Records from a data collection =

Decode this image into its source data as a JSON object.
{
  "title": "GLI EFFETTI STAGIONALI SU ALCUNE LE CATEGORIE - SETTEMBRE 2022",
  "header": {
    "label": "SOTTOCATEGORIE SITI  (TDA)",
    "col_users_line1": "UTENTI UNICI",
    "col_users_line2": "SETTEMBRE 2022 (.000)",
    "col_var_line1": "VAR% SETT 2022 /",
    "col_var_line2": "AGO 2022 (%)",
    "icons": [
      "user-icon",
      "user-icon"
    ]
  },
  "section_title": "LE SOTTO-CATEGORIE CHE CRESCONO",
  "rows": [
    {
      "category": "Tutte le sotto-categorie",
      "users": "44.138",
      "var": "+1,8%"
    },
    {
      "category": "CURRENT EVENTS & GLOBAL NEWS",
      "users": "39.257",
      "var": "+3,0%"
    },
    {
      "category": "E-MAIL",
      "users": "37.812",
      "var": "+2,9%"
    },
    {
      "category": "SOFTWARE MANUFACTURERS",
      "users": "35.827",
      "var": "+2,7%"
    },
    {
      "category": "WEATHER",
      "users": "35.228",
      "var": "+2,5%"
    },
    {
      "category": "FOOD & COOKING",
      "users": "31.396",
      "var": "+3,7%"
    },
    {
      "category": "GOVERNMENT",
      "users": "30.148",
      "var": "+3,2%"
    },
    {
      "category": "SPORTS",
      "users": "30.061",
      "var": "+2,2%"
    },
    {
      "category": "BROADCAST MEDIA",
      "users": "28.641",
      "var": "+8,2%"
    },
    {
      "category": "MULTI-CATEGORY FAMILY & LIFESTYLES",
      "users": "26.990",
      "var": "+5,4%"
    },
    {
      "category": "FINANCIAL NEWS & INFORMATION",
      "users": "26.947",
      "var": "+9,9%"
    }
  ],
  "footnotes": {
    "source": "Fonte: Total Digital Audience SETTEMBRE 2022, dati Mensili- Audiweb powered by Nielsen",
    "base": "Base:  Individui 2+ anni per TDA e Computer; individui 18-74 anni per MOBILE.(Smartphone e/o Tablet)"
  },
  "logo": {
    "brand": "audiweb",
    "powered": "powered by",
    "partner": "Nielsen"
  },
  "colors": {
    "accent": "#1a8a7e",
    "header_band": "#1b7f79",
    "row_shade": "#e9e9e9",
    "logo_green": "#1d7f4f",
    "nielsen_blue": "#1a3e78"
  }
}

TASK REQUIREMENTS =
Search the entries for the word "source", then list each line that holds it.

TASK ANSWER =
Decode this image into its source data as a JSON object.
    "source": "Fonte: Total Digital Audience SETTEMBRE 2022, dati Mensili- Audiweb powered by Nielsen",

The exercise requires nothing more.